Materials provided —
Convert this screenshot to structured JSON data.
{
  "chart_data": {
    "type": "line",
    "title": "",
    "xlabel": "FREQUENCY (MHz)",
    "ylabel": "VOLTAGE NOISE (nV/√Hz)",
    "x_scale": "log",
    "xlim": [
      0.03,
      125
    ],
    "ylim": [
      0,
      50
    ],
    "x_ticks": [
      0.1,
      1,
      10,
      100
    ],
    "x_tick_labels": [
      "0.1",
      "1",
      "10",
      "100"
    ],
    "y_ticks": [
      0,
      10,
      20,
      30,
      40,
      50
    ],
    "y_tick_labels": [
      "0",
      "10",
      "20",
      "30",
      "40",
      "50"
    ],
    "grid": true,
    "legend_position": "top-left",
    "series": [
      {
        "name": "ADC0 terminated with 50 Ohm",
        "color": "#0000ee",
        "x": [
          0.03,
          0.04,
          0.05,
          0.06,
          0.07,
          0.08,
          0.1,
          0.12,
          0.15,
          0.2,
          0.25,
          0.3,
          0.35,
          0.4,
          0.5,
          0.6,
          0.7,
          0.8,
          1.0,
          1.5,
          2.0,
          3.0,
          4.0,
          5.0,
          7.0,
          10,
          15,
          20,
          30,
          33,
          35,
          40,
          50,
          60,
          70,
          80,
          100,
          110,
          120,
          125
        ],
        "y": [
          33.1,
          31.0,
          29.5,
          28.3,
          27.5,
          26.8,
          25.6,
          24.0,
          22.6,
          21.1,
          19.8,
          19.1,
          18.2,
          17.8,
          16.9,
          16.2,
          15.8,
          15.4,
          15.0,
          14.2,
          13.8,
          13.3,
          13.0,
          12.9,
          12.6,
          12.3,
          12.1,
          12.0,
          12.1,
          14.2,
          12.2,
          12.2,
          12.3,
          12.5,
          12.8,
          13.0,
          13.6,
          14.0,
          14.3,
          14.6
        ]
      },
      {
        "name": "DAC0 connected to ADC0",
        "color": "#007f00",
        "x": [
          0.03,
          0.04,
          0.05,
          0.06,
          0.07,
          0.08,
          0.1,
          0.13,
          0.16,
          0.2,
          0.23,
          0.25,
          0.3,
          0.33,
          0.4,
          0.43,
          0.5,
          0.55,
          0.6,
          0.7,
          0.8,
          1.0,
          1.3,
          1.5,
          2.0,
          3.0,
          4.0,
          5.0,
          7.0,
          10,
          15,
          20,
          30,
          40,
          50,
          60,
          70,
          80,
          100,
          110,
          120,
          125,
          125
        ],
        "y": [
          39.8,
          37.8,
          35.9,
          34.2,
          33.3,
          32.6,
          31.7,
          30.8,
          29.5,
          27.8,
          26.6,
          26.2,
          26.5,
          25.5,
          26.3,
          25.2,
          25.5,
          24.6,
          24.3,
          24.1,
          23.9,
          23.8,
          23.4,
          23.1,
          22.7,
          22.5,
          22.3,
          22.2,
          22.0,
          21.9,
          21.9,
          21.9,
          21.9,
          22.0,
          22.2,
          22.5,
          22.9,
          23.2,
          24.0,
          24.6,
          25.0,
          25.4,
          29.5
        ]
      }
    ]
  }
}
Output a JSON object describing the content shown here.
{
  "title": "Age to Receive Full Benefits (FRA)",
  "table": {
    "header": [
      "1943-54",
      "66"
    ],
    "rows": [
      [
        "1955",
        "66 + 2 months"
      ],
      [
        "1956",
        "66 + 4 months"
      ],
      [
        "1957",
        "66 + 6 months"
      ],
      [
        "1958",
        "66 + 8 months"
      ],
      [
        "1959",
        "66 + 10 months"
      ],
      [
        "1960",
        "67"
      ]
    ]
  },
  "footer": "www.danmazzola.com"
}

Exercise prompt — Pick out the lines containing the string "title" and show them.

Full output —
    "title": "",
  "title": "Age to Receive Full Benefits (FRA)",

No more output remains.